OBJECTIVE: Each line of the listing that contains the word "image" is to be copied.

RECORD EXCERPTS:
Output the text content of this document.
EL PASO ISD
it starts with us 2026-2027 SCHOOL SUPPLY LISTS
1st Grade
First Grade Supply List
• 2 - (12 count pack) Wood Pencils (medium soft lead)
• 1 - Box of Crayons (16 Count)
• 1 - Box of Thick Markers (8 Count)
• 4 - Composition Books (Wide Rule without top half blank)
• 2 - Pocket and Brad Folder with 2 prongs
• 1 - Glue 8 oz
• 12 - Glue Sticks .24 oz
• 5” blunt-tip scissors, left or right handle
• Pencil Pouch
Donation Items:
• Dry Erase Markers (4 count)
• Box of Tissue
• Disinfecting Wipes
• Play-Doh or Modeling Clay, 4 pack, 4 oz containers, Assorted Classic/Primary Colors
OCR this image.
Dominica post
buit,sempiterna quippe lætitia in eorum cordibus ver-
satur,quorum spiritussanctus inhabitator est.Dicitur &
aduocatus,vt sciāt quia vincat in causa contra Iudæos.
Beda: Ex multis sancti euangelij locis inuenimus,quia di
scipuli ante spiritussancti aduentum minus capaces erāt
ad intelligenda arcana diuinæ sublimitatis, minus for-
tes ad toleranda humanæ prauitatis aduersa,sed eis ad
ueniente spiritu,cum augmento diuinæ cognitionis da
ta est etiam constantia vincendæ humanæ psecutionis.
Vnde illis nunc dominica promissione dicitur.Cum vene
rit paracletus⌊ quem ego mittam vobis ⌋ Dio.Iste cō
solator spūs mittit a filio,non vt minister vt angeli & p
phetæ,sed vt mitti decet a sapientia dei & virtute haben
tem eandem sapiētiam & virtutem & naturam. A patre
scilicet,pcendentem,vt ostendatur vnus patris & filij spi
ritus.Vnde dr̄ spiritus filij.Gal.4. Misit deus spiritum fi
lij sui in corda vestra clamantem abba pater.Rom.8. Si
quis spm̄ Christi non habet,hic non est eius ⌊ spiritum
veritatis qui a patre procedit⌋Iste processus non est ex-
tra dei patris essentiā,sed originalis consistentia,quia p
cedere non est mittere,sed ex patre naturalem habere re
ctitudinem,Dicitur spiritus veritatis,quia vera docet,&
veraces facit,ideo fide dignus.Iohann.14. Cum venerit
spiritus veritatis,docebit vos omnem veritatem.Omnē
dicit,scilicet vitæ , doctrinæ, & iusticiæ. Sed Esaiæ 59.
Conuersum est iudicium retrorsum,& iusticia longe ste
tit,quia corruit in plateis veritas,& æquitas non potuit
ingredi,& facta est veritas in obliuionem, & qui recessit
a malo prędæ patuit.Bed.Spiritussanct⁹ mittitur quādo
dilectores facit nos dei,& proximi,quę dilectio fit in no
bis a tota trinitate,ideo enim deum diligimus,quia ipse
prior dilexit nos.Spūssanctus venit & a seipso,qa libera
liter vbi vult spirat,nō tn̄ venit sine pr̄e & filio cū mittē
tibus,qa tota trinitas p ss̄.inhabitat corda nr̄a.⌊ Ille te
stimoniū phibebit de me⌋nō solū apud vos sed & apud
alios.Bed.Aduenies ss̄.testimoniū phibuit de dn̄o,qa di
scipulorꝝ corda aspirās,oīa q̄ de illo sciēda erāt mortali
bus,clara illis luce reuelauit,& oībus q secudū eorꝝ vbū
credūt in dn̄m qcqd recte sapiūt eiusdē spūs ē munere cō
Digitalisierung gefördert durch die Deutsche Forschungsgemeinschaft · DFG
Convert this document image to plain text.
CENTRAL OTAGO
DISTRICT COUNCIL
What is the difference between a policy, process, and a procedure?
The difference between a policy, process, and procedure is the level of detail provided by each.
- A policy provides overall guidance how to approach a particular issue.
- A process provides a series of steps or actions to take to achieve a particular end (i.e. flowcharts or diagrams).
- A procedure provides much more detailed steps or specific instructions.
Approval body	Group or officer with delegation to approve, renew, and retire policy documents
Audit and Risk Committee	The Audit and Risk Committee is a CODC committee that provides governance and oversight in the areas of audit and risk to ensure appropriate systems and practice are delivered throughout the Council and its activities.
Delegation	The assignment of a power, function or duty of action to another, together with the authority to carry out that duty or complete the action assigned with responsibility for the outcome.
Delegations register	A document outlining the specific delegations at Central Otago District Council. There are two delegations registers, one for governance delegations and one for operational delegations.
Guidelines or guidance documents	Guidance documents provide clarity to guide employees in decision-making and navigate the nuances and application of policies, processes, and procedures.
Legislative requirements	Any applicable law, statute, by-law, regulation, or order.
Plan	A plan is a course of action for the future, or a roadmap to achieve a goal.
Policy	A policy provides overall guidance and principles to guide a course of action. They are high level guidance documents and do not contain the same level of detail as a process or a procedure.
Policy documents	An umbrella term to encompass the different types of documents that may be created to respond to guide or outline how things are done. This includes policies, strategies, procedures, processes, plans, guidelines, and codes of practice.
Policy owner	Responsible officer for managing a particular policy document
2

FULL RESPONSE:
OCR this image.
Convert this document image to plain text.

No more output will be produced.